GOAL:
Retype all the entries word for word, but omit the pictures.

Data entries

════════

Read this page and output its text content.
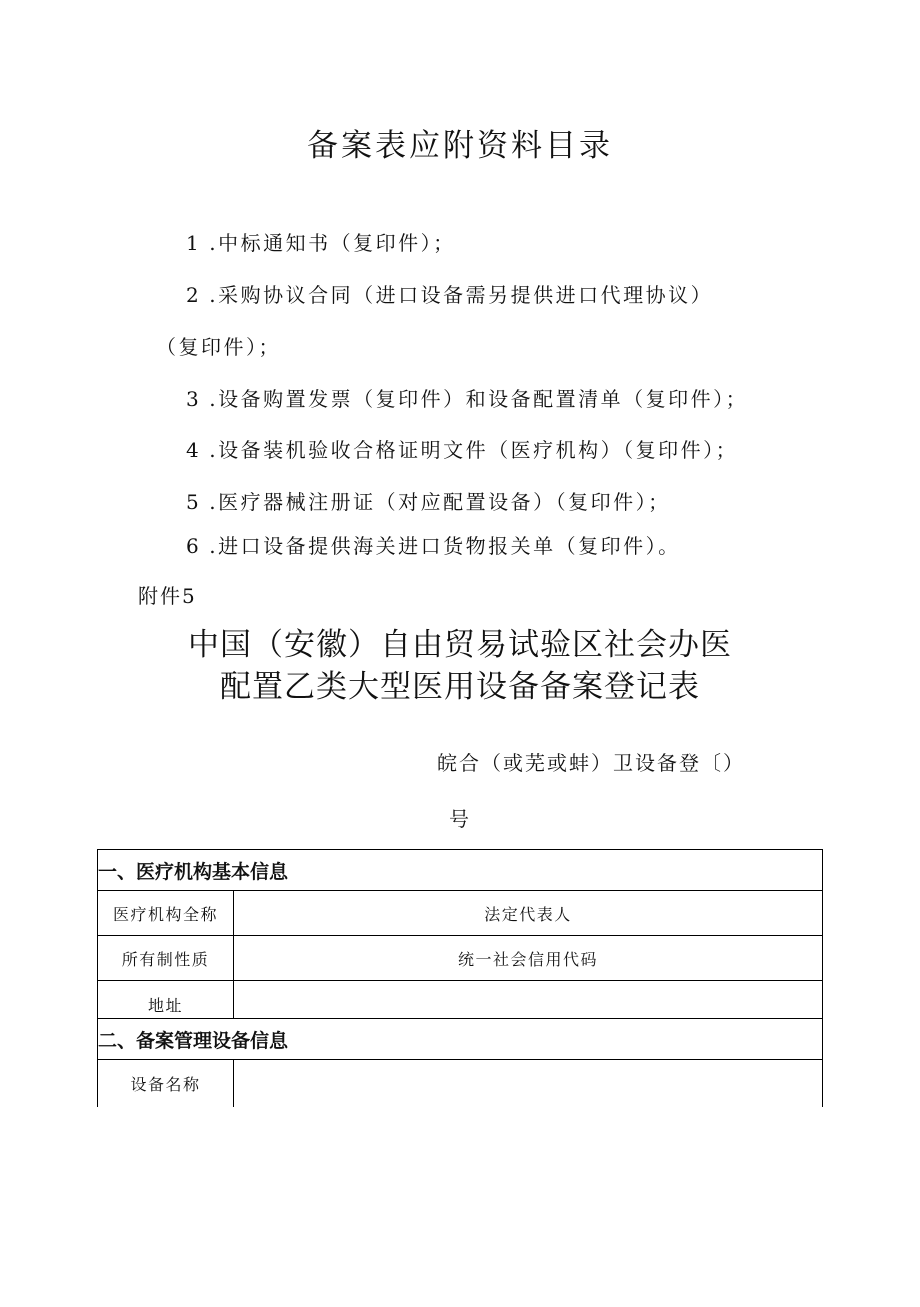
备案表应附资料目录
1 .中标通知书（复印件）；
2 .采购协议合同（进口设备需另提供进口代理协议）
（复印件）；
3 .设备购置发票（复印件）和设备配置清单（复印件）；
4 .设备装机验收合格证明文件（医疗机构）（复印件）；
5 .医疗器械注册证（对应配置设备）（复印件）；
6 .进口设备提供海关进口货物报关单（复印件）。
附件5
中国（安徽）自由贸易试验区社会办医
配置乙类大型医用设备备案登记表
皖合（或芜或蚌）卫设备登〔）
号
一、医疗机构基本信息	
医疗机构全称	法定代表人
所有制性质	统一社会信用代码
地址	
二、备案管理设备信息	
设备名称	
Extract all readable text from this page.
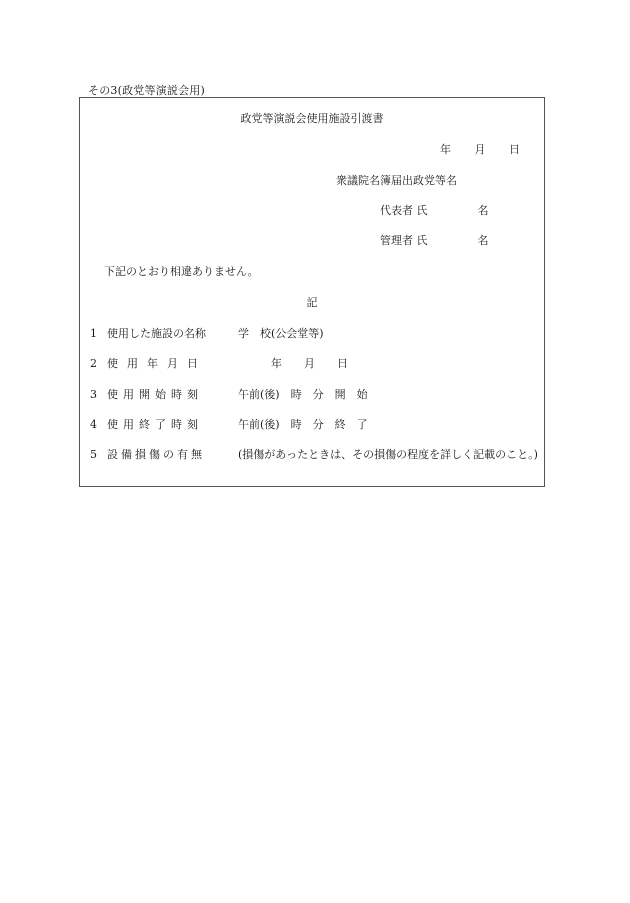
その3(政党等演説会用)
政党等演説会使用施設引渡書
年 月 日
衆議院名簿届出政党等名
代表者 氏	名
管理者 氏	名
下記のとおり相違ありません。
記
1 使用した施設の名称	学　校(公会堂等)
2 使用年月日	　　　年　　月　　日
3 使用開始時刻	午前(後)　時　分　開　始
4 使用終了時刻	午前(後)　時　分　終　了
5 設備損傷の有無	(損傷があったときは、その損傷の程度を詳しく記載のこと。)
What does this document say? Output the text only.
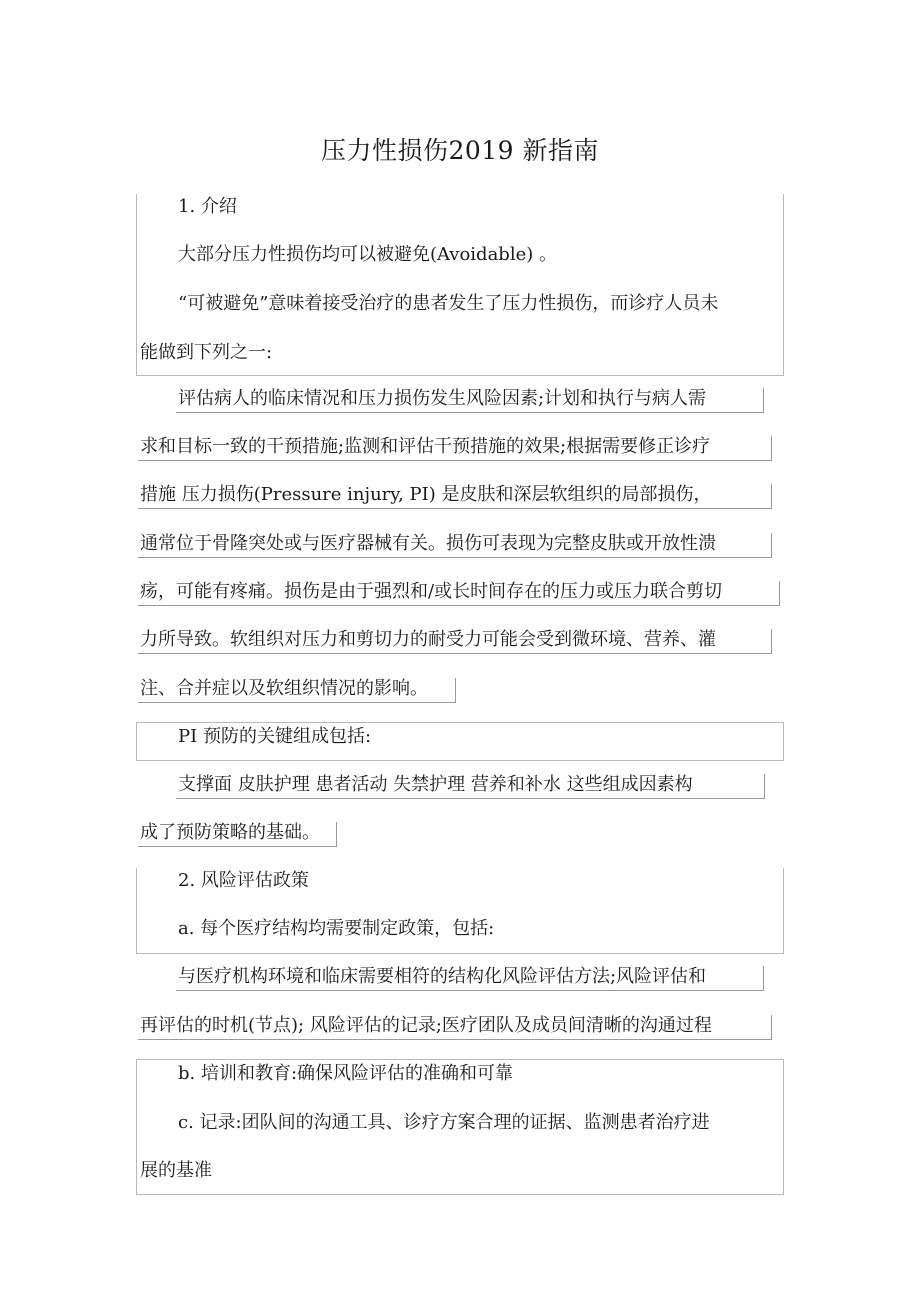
压力性损伤2019 新指南
1. 介绍
大部分压力性损伤均可以被避免(Avoidable) 。
“可被避免”意味着接受治疗的患者发生了压力性损伤，而诊疗人员未
能做到下列之一:
评估病人的临床情况和压力损伤发生风险因素;计划和执行与病人需
求和目标一致的干预措施;监测和评估干预措施的效果;根据需要修正诊疗
措施 压力损伤(Pressure injury, PI) 是皮肤和深层软组织的局部损伤，
通常位于骨隆突处或与医疗器械有关。损伤可表现为完整皮肤或开放性溃
疡，可能有疼痛。损伤是由于强烈和/或长时间存在的压力或压力联合剪切
力所导致。软组织对压力和剪切力的耐受力可能会受到微环境、营养、灌
注、合并症以及软组织情况的影响。
PI 预防的关键组成包括:
支撑面 皮肤护理 患者活动 失禁护理 营养和补水 这些组成因素构
成了预防策略的基础。
2. 风险评估政策
a. 每个医疗结构均需要制定政策，包括:
与医疗机构环境和临床需要相符的结构化风险评估方法;风险评估和
再评估的时机(节点); 风险评估的记录;医疗团队及成员间清晰的沟通过程
b. 培训和教育:确保风险评估的准确和可靠
c. 记录:团队间的沟通工具、诊疗方案合理的证据、监测患者治疗进
展的基准
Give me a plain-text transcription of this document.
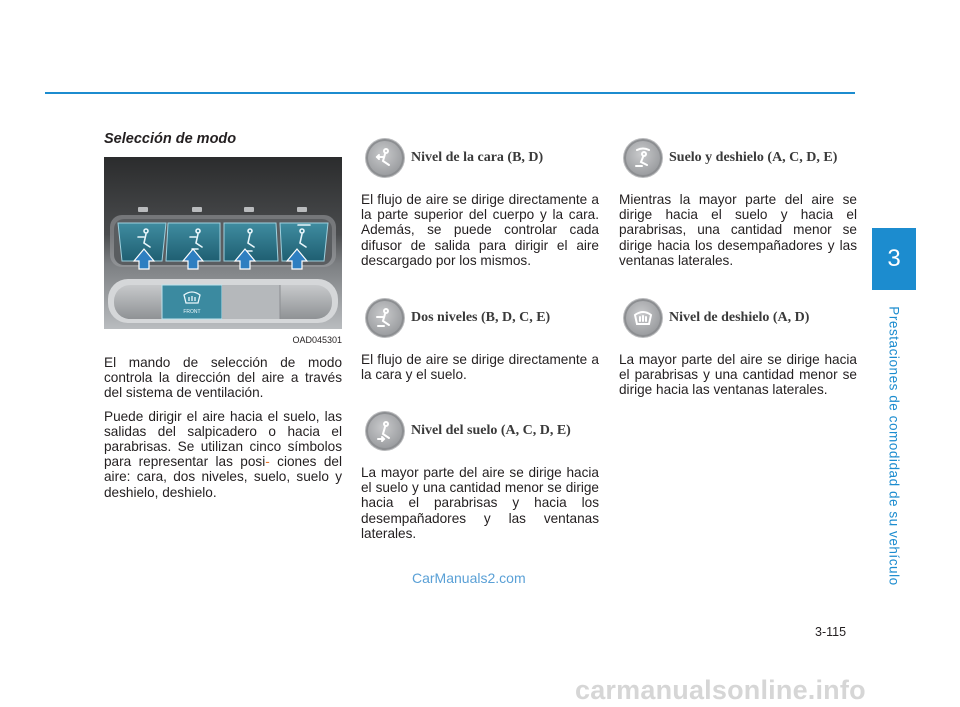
3
Prestaciones de comodidad de su vehículo
Selección de modo
FRONT
OAD045301

El mando de selección de modo controla la dirección del aire a través del sistema de ventilación.

Puede dirigir el aire hacia el suelo, las salidas del salpicadero o hacia el parabrisas. Se utilizan cinco símbolos para representar las posi- ciones del aire: cara, dos niveles, suelo, suelo y deshielo, deshielo.

Nivel de la cara (B, D)

El flujo de aire se dirige directamente a la parte superior del cuerpo y la cara. Además, se puede controlar cada difusor de salida para dirigir el aire descargado por los mismos.

Dos niveles (B, D, C, E)

El flujo de aire se dirige directamente a la cara y el suelo.

Nivel del suelo (A, C, D, E)

La mayor parte del aire se dirige hacia el suelo y una cantidad menor se dirige hacia el parabrisas y hacia los desempañadores y las ventanas laterales.

Suelo y deshielo (A, C, D, E)

Mientras la mayor parte del aire se dirige hacia el suelo y hacia el parabrisas, una cantidad menor se dirige hacia los desempañadores y las ventanas laterales.

Nivel de deshielo (A, D)

La mayor parte del aire se dirige hacia el parabrisas y una cantidad menor se dirige hacia las ventanas laterales.

3-115
CarManuals2.com
carmanualsonline.info
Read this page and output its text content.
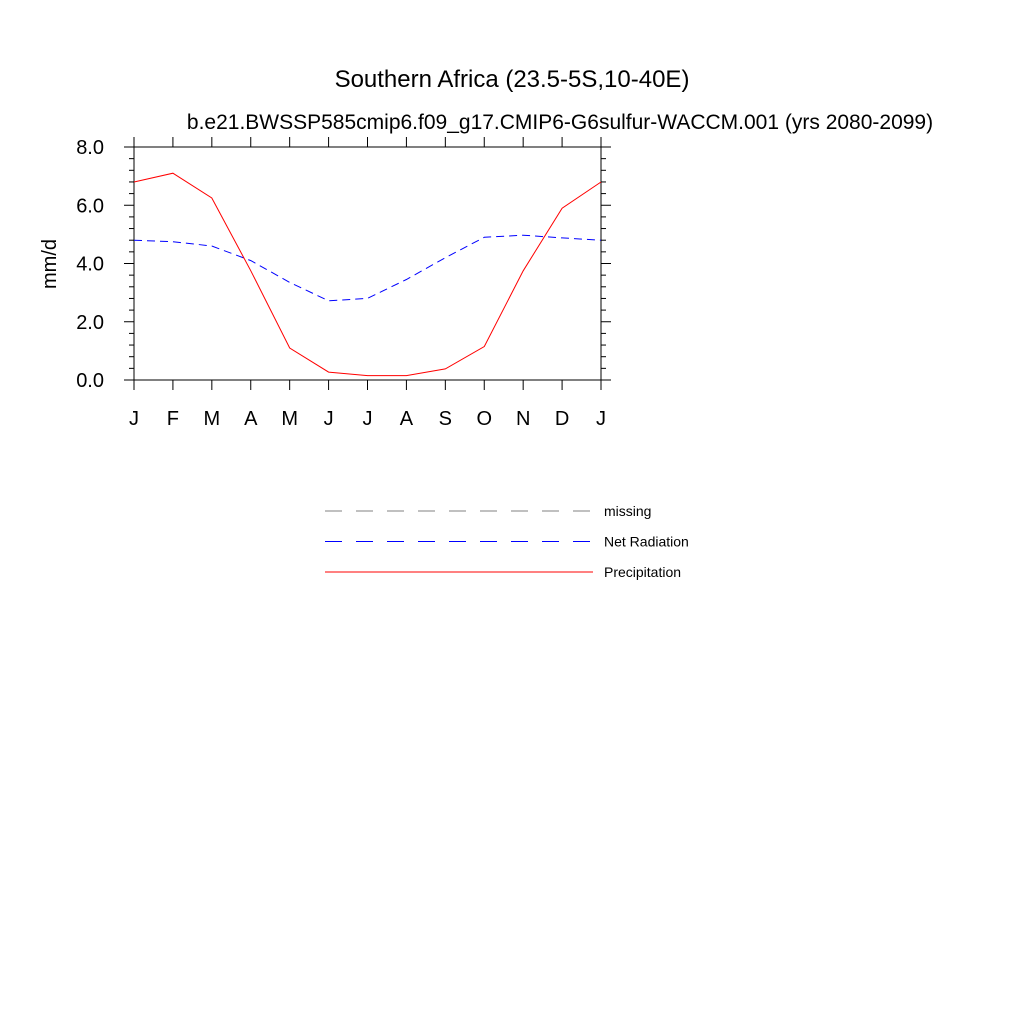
Southern Africa (23.5-5S,10-40E)
b.e21.BWSSP585cmip6.f09_g17.CMIP6-G6sulfur-WACCM.001 (yrs 2080-2099)
mm/d
0.0
2.0
4.0
6.0
8.0
J F M A M J J A S O N D J
missing
Net Radiation
Precipitation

════════

EXERCISE ANSWER:
Read this page and output its text content.
备案表应附资料目录
1 .中标通知书（复印件）；
2 .采购协议合同（进口设备需另提供进口代理协议）
（复印件）；
3 .设备购置发票（复印件）和设备配置清单（复印件）；
4 .设备装机验收合格证明文件（医疗机构）（复印件）；
5 .医疗器械注册证（对应配置设备）（复印件）；
6 .进口设备提供海关进口货物报关单（复印件）。
附件5
中国（安徽）自由贸易试验区社会办医
配置乙类大型医用设备备案登记表
皖合（或芜或蚌）卫设备登〔）
号
一、医疗机构基本信息	
医疗机构全称	法定代表人
所有制性质	统一社会信用代码
地址	
二、备案管理设备信息	
设备名称	
Extract all readable text from this page.
その3(政党等演説会用)
政党等演説会使用施設引渡書
年 月 日
衆議院名簿届出政党等名
代表者 氏	名
管理者 氏	名
下記のとおり相違ありません。
記
1 使用した施設の名称	学　校(公会堂等)
2 使用年月日	　　　年　　月　　日
3 使用開始時刻	午前(後)　時　分　開　始
4 使用終了時刻	午前(後)　時　分　終　了
5 設備損傷の有無	(損傷があったときは、その損傷の程度を詳しく記載のこと。)
What does this document say? Output the text only.
压力性损伤2019 新指南
1. 介绍
大部分压力性损伤均可以被避免(Avoidable) 。
“可被避免”意味着接受治疗的患者发生了压力性损伤，而诊疗人员未
能做到下列之一:
评估病人的临床情况和压力损伤发生风险因素;计划和执行与病人需
求和目标一致的干预措施;监测和评估干预措施的效果;根据需要修正诊疗
措施 压力损伤(Pressure injury, PI) 是皮肤和深层软组织的局部损伤，
通常位于骨隆突处或与医疗器械有关。损伤可表现为完整皮肤或开放性溃
疡，可能有疼痛。损伤是由于强烈和/或长时间存在的压力或压力联合剪切
力所导致。软组织对压力和剪切力的耐受力可能会受到微环境、营养、灌
注、合并症以及软组织情况的影响。
PI 预防的关键组成包括:
支撑面 皮肤护理 患者活动 失禁护理 营养和补水 这些组成因素构
成了预防策略的基础。
2. 风险评估政策
a. 每个医疗结构均需要制定政策，包括:
与医疗机构环境和临床需要相符的结构化风险评估方法;风险评估和
再评估的时机(节点); 风险评估的记录;医疗团队及成员间清晰的沟通过程
b. 培训和教育:确保风险评估的准确和可靠
c. 记录:团队间的沟通工具、诊疗方案合理的证据、监测患者治疗进
展的基准
Give me a plain-text transcription of this document.
3
Prestaciones de comodidad de su vehículo
Selección de modo
FRONT
OAD045301

El mando de selección de modo controla la dirección del aire a través del sistema de ventilación.

Puede dirigir el aire hacia el suelo, las salidas del salpicadero o hacia el parabrisas. Se utilizan cinco símbolos para representar las posi- ciones del aire: cara, dos niveles, suelo, suelo y deshielo, deshielo.

Nivel de la cara (B, D)

El flujo de aire se dirige directamente a la parte superior del cuerpo y la cara. Además, se puede controlar cada difusor de salida para dirigir el aire descargado por los mismos.

Dos niveles (B, D, C, E)

El flujo de aire se dirige directamente a la cara y el suelo.

Nivel del suelo (A, C, D, E)

La mayor parte del aire se dirige hacia el suelo y una cantidad menor se dirige hacia el parabrisas y hacia los desempañadores y las ventanas laterales.

Suelo y deshielo (A, C, D, E)

Mientras la mayor parte del aire se dirige hacia el suelo y hacia el parabrisas, una cantidad menor se dirige hacia los desempañadores y las ventanas laterales.

Nivel de deshielo (A, D)

La mayor parte del aire se dirige hacia el parabrisas y una cantidad menor se dirige hacia las ventanas laterales.

3-115
CarManuals2.com
carmanualsonline.info
Read this page and output its text content.
Southern Africa (23.5-5S,10-40E)
b.e21.BWSSP585cmip6.f09_g17.CMIP6-G6sulfur-WACCM.001 (yrs 2080-2099)
mm/d
0.0
2.0
4.0
6.0
8.0
J F M A M J J A S O N D J
missing
Net Radiation
Precipitation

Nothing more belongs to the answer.